Blanchard received his Masters of Business Administration (MBA) in 2020 and Masters of Business Analytics in 2021 from Indiana University.

Blanchard lives in Middleton, Wisconsin with his wife, Abbey, daughter, Noa, and son, Parker. Matthew is currently the Director of Sales Operations for AE Business Solutions, a mid-western IT systems integration and consulting company.

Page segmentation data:
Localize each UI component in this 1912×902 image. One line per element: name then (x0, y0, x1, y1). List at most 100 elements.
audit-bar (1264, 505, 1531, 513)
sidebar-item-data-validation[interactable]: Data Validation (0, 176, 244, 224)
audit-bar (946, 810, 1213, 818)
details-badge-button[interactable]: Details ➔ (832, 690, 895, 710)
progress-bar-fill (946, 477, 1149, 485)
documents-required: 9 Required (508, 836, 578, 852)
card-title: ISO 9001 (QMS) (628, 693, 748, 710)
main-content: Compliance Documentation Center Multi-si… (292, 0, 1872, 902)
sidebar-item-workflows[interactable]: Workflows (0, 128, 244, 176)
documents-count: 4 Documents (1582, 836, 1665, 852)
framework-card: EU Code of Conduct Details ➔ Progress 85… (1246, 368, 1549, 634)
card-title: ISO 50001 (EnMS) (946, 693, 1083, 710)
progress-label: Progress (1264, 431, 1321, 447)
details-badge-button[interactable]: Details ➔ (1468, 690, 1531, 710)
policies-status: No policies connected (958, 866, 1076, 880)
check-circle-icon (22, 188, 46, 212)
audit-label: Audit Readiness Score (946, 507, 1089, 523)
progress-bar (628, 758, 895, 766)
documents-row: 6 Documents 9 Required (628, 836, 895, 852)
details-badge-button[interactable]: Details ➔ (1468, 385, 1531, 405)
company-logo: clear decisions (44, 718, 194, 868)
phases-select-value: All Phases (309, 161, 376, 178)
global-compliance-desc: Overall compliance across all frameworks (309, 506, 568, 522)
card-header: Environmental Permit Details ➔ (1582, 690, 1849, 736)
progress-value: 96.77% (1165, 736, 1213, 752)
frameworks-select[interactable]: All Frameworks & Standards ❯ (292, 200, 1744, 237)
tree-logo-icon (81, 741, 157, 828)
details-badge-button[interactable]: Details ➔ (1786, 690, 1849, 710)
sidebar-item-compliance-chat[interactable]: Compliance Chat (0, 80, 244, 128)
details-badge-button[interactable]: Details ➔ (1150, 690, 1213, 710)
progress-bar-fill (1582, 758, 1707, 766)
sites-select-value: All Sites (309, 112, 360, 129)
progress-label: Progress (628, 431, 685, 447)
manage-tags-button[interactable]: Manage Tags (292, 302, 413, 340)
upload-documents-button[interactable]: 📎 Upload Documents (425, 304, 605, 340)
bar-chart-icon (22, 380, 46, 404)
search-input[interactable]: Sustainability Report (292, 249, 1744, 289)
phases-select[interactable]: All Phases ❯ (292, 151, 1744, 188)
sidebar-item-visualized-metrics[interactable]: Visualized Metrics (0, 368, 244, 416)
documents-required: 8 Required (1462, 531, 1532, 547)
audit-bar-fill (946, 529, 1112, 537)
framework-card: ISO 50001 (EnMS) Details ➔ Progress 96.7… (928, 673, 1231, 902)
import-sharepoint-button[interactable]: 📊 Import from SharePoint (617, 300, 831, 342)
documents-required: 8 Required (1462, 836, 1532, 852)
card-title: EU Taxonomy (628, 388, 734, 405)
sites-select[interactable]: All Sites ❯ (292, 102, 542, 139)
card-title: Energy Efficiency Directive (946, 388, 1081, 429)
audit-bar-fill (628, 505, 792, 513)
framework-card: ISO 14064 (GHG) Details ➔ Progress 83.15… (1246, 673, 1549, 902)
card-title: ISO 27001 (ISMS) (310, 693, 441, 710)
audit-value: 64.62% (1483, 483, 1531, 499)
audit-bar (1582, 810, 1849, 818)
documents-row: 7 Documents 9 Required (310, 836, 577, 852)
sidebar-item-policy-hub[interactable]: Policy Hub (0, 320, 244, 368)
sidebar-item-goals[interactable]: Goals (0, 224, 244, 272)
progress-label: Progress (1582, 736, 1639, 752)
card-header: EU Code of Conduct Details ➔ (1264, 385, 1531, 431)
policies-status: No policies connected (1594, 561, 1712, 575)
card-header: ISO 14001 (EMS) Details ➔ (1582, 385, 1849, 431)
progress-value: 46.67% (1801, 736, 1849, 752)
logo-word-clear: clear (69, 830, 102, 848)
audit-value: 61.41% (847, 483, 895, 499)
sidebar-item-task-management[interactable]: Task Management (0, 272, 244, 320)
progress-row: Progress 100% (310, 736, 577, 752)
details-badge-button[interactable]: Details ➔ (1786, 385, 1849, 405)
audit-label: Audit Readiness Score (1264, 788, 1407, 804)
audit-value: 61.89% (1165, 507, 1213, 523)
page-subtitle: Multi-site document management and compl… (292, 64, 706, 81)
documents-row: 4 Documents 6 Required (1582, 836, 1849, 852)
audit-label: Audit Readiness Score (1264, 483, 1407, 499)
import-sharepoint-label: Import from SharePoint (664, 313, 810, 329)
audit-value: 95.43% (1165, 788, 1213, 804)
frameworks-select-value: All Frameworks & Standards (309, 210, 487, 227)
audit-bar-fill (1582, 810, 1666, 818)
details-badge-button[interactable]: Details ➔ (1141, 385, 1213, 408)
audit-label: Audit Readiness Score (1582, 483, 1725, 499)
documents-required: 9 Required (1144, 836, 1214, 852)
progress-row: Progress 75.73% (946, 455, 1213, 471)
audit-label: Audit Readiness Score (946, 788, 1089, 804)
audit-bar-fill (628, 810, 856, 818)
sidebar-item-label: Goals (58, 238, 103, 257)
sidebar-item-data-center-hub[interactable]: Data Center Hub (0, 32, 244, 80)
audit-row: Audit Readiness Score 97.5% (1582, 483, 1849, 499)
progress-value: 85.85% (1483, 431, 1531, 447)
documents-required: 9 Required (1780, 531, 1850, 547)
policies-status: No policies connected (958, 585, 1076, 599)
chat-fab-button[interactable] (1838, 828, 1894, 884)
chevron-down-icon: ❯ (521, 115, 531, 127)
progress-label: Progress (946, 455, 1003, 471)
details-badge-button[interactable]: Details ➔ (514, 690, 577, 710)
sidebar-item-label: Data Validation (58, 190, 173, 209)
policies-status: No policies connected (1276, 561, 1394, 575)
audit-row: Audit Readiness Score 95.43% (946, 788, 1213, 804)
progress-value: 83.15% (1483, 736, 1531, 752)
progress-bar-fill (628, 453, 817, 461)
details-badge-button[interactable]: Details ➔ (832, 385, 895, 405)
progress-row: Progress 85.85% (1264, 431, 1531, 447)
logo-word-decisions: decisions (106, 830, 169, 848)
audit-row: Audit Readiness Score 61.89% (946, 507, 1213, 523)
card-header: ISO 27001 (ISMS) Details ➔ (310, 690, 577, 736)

• [Goal of the exercise]:
Using the Blanchard passage, answer each question:
(a) In what year did Blanchard receive his MBA?
(b) In which Wisconsin city does Blanchard live?
(c) What position does Matthew hold at AE Business Solutions?
This data has no connection to the Blanchard passage.

• [Result of the exercise]:
(a) 2020
(b) Middleton
(c) Director of Sales Operations